Count how many lines include "What" and answer with that number only.

▶ **Data records**
►

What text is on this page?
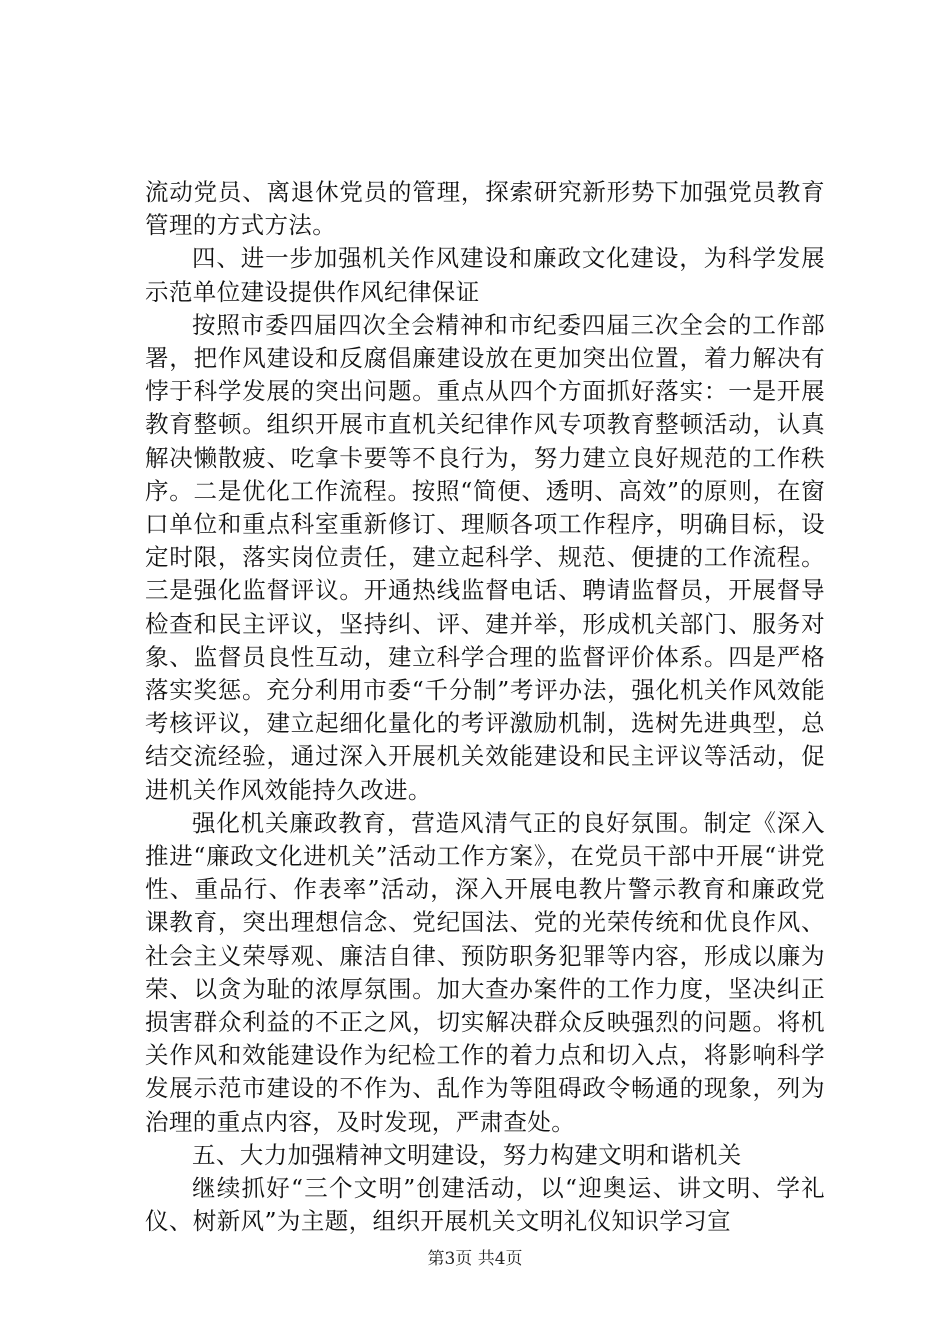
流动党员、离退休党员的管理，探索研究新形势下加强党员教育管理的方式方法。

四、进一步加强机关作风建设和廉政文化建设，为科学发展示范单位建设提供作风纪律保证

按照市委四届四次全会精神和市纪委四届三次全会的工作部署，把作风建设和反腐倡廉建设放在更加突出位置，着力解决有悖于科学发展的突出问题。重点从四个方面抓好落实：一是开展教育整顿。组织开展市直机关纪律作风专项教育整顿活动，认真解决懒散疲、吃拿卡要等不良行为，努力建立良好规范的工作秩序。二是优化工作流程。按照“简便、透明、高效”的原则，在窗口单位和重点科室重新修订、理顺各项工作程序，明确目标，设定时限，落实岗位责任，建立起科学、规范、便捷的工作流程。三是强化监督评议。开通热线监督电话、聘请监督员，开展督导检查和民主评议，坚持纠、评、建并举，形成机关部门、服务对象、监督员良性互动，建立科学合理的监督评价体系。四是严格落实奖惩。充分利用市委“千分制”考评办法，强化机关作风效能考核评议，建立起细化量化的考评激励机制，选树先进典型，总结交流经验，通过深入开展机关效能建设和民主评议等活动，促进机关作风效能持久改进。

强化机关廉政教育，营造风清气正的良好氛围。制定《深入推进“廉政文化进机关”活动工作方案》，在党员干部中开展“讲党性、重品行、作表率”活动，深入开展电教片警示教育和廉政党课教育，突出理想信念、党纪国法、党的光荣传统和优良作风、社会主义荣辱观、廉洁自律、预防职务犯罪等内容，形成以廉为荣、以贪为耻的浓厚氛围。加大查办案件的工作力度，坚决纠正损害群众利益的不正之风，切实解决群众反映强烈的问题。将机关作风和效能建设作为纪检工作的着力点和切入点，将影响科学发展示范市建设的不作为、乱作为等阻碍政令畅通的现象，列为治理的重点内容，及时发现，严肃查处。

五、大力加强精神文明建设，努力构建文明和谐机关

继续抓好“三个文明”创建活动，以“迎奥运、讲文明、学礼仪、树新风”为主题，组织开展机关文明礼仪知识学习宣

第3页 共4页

◄
►

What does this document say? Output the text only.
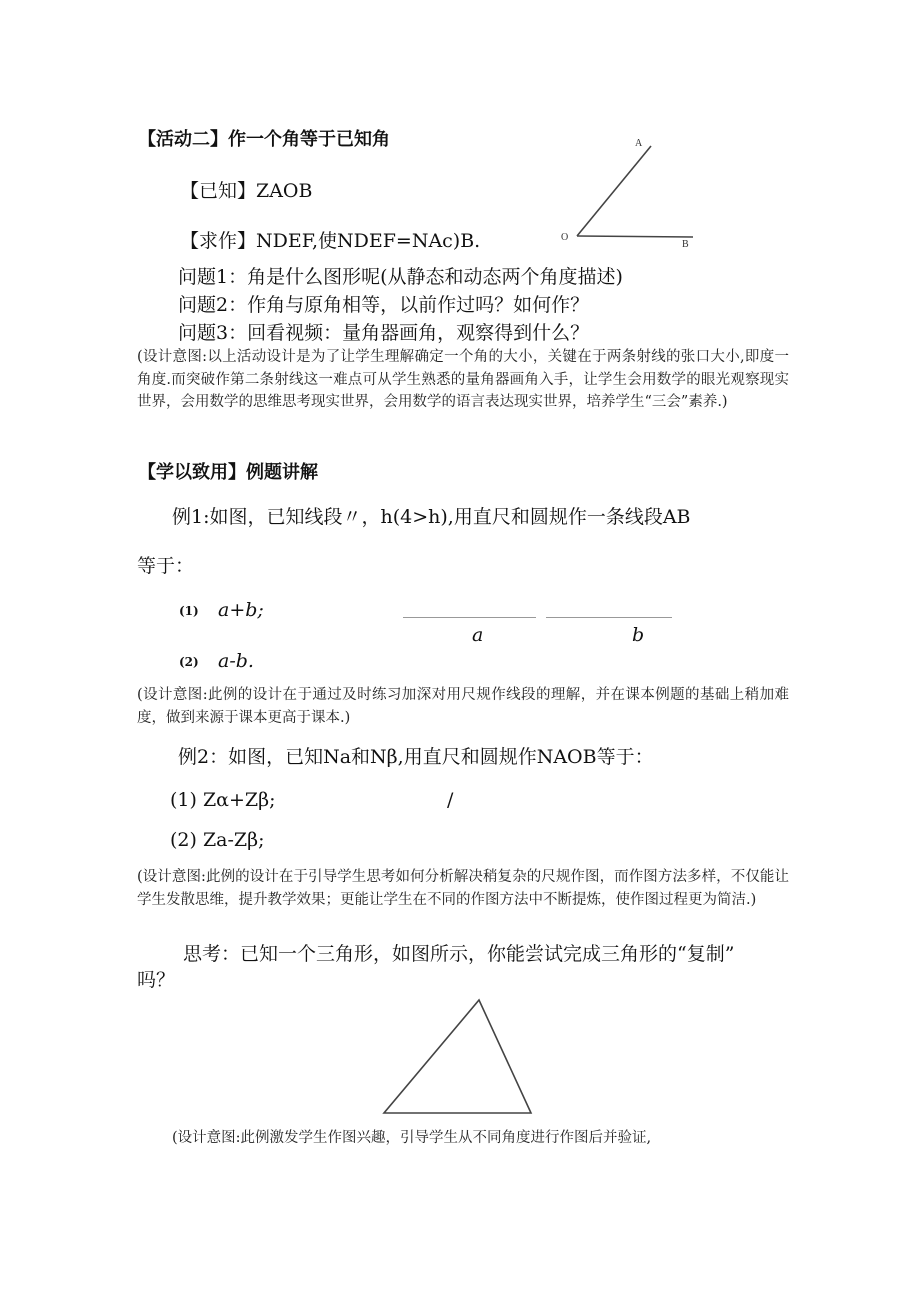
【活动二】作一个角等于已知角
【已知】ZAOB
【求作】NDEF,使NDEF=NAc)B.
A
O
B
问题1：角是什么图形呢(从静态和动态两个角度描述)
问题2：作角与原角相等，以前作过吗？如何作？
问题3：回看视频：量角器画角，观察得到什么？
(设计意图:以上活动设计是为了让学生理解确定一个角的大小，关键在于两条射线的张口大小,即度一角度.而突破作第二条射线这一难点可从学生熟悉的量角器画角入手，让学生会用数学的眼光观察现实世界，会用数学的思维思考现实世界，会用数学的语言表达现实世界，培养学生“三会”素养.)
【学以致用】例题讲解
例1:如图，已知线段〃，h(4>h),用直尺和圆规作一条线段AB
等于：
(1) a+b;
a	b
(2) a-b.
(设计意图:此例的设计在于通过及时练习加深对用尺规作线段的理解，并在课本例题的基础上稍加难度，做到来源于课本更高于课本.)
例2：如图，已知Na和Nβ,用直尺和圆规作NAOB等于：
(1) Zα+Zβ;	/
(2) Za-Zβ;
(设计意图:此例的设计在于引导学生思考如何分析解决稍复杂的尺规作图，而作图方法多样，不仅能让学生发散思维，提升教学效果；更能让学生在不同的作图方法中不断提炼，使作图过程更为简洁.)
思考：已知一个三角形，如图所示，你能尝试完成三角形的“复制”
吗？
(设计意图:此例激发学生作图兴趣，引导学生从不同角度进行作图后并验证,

◄

▶ **Exercise result**
2